▶ Task statement
Identify the lines that contain the word "твърде" and copy each one.

****************

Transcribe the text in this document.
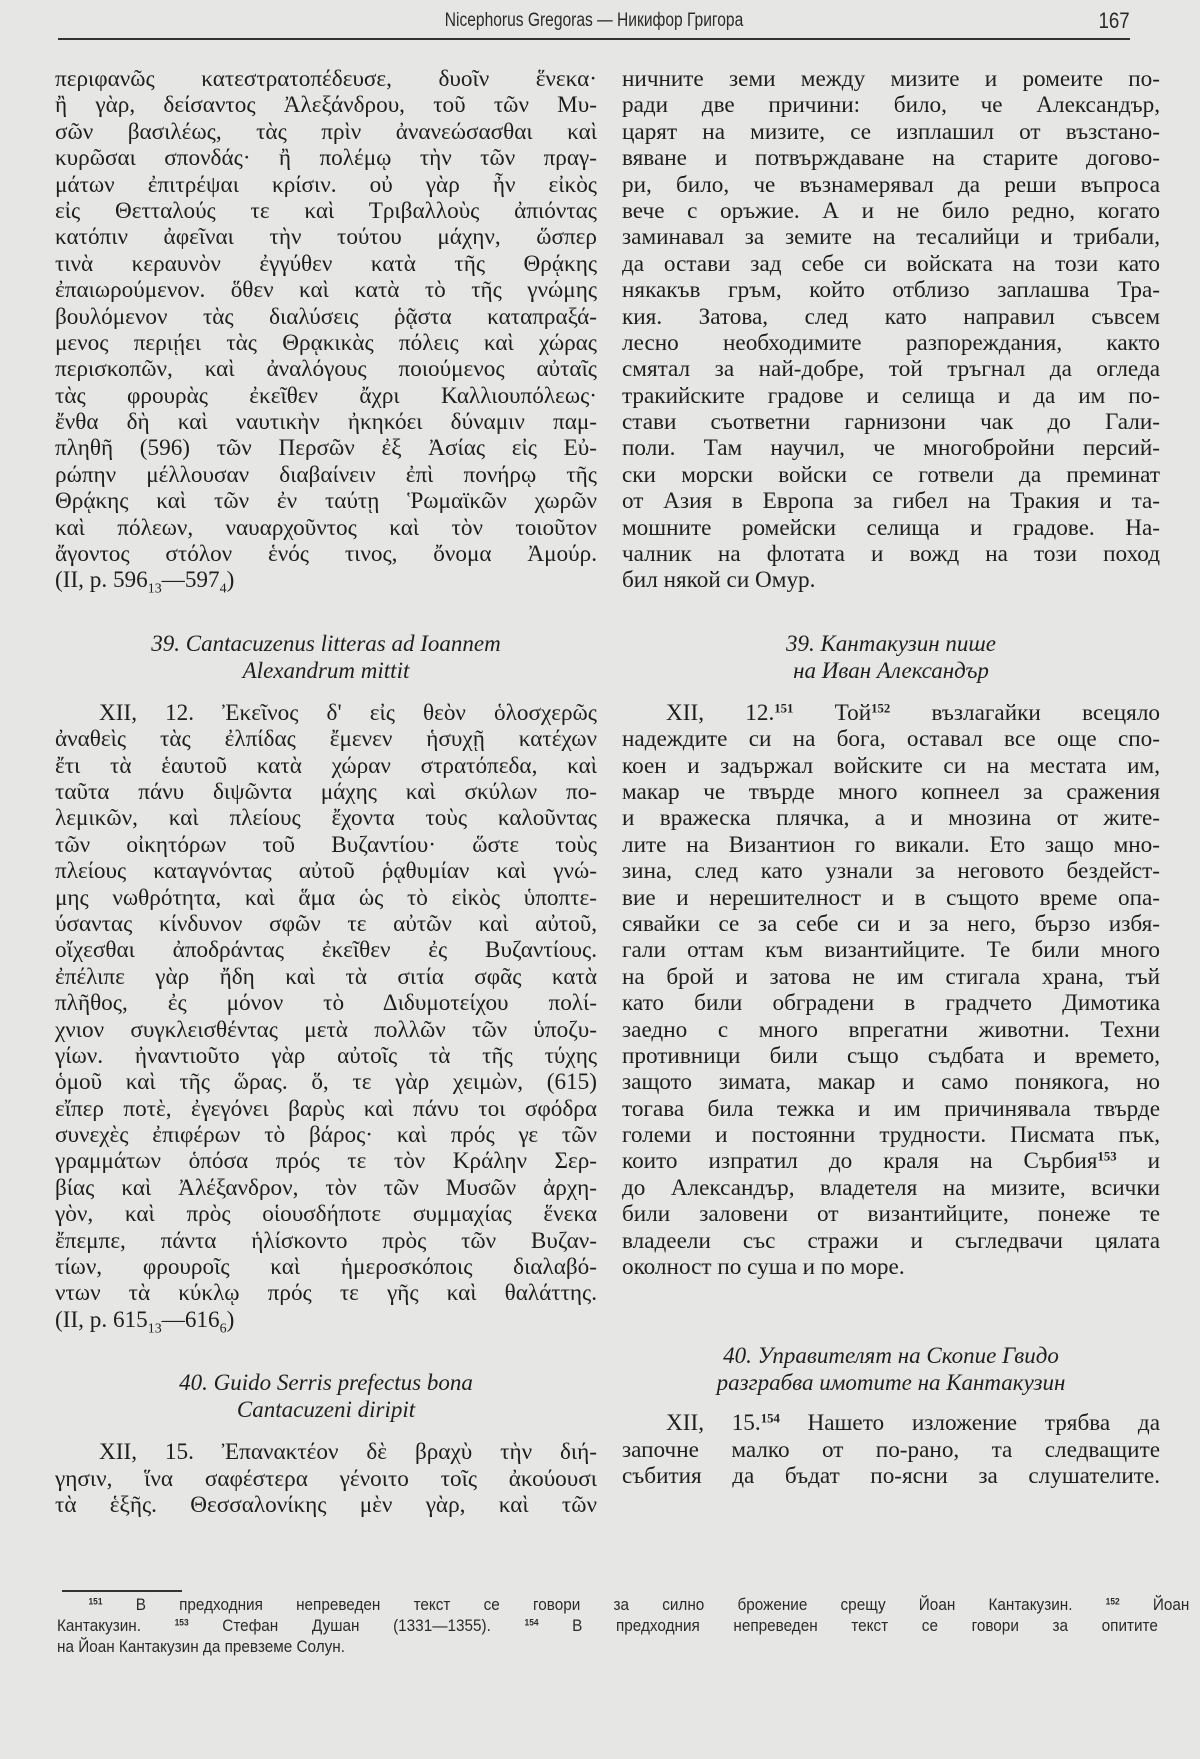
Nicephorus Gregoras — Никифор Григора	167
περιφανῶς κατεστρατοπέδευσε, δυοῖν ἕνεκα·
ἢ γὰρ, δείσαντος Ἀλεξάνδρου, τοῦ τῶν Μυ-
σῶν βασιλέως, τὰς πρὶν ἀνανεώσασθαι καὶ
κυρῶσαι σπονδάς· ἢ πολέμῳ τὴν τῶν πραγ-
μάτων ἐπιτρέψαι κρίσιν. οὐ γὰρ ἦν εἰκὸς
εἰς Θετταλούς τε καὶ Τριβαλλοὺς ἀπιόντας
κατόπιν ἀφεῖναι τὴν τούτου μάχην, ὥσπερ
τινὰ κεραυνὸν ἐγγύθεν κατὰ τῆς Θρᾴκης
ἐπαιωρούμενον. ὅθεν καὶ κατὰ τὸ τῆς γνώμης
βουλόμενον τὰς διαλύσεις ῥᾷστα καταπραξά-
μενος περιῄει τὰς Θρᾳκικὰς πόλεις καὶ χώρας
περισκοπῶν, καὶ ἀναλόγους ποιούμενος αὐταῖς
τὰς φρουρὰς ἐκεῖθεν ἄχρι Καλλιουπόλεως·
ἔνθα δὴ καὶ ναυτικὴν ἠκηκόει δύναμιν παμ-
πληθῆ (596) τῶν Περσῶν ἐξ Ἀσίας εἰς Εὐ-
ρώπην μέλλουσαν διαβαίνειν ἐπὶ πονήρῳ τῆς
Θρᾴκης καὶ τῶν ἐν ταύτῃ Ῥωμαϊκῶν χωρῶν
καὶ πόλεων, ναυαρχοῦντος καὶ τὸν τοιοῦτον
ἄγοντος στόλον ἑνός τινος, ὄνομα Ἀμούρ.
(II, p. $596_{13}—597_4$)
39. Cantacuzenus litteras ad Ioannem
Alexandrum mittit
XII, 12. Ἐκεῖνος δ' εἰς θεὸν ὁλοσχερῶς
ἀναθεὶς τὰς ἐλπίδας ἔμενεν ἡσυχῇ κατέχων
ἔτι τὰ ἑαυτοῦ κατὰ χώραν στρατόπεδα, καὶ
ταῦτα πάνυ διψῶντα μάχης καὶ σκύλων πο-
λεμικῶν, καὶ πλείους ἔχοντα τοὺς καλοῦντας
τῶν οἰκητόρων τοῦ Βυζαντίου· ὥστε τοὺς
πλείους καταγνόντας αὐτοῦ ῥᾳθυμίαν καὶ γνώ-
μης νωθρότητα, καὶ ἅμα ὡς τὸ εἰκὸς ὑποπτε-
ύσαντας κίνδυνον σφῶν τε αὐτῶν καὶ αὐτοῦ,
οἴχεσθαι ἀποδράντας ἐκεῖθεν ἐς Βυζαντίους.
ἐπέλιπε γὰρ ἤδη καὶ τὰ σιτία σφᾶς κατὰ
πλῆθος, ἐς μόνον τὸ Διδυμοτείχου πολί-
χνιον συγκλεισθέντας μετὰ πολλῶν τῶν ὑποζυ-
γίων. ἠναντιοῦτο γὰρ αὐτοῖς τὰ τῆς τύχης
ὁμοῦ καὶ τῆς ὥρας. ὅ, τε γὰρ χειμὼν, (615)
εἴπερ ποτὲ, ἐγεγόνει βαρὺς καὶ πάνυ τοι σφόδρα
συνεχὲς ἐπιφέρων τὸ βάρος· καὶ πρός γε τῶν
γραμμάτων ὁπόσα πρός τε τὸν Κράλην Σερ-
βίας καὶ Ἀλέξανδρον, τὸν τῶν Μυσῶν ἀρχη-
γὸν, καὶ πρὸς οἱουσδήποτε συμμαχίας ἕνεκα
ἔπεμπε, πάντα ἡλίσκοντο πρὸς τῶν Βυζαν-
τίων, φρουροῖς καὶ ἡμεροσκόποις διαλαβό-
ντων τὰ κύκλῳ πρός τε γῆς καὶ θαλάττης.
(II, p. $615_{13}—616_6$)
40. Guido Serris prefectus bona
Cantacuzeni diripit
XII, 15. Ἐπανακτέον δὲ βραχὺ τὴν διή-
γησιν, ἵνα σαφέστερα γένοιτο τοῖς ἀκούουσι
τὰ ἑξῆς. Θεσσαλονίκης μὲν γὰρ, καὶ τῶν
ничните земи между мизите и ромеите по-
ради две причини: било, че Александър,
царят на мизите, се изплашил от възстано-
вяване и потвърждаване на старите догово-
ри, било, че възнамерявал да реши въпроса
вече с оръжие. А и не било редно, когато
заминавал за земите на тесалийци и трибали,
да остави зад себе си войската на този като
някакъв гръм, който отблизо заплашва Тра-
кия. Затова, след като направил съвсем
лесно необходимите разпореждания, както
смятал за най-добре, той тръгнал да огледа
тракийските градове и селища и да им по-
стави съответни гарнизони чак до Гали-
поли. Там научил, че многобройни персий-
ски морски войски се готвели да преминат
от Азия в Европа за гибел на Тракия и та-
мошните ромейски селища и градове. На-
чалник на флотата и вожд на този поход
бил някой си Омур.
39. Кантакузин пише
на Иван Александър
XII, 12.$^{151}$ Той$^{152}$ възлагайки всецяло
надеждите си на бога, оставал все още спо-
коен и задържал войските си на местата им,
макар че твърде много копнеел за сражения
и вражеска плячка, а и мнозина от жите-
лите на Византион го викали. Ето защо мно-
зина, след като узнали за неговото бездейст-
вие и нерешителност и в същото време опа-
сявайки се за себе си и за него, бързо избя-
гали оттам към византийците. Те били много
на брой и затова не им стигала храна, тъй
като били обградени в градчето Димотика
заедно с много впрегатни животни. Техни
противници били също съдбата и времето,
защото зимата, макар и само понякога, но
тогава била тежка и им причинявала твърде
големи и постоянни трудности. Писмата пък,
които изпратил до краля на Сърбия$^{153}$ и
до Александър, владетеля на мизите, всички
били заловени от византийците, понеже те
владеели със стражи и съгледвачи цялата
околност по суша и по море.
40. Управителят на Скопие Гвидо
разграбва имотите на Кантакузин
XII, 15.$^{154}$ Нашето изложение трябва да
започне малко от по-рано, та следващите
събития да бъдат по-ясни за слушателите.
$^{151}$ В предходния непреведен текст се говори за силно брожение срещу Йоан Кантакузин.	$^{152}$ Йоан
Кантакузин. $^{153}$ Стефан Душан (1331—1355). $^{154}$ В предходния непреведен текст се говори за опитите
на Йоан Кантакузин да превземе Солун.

****************

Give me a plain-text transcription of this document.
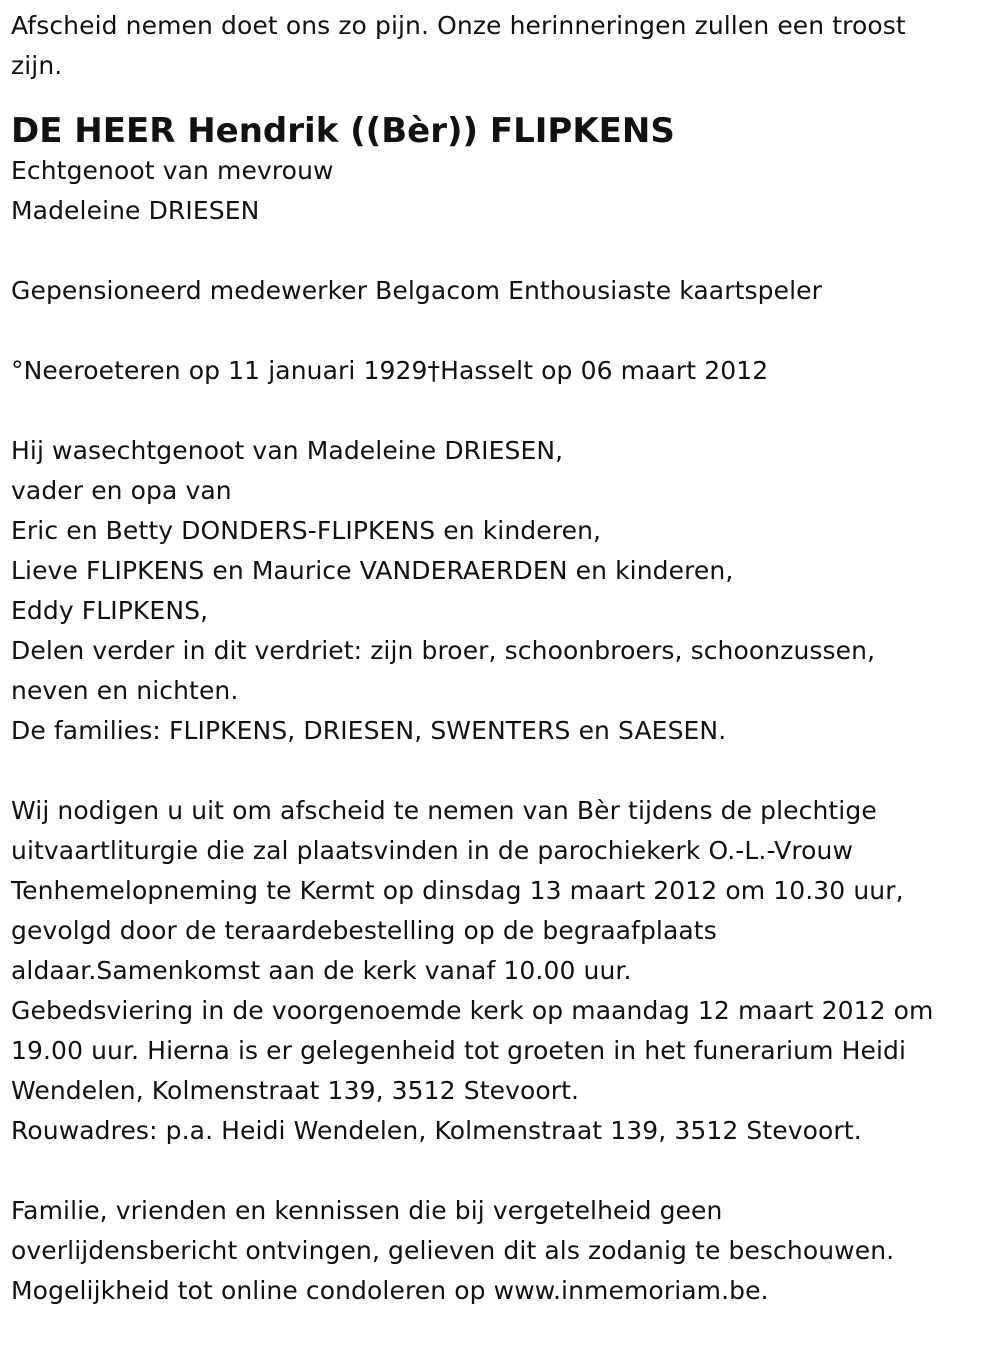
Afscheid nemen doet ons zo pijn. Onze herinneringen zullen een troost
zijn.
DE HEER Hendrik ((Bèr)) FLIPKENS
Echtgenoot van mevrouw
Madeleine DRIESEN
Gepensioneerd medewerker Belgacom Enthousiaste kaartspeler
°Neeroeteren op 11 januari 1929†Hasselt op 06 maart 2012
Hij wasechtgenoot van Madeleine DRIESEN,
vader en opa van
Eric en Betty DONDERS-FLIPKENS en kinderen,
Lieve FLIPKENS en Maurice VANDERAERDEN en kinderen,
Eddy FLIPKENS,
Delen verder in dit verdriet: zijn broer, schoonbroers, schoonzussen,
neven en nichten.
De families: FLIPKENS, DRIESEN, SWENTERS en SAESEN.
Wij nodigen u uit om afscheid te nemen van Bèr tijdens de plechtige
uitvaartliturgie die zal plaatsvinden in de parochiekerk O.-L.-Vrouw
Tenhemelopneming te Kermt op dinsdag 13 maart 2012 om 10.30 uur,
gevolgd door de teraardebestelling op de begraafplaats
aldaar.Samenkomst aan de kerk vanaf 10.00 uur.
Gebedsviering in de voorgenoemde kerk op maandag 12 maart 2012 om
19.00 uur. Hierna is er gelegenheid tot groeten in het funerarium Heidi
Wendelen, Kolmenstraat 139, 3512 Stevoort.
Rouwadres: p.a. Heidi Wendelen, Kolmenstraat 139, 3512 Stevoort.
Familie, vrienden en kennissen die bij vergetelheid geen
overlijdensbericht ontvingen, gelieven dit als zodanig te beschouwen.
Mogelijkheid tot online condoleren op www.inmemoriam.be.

****************

▶ Final answer
макар че твърде много копнеел за сражения
тогава била тежка и им причинявала твърде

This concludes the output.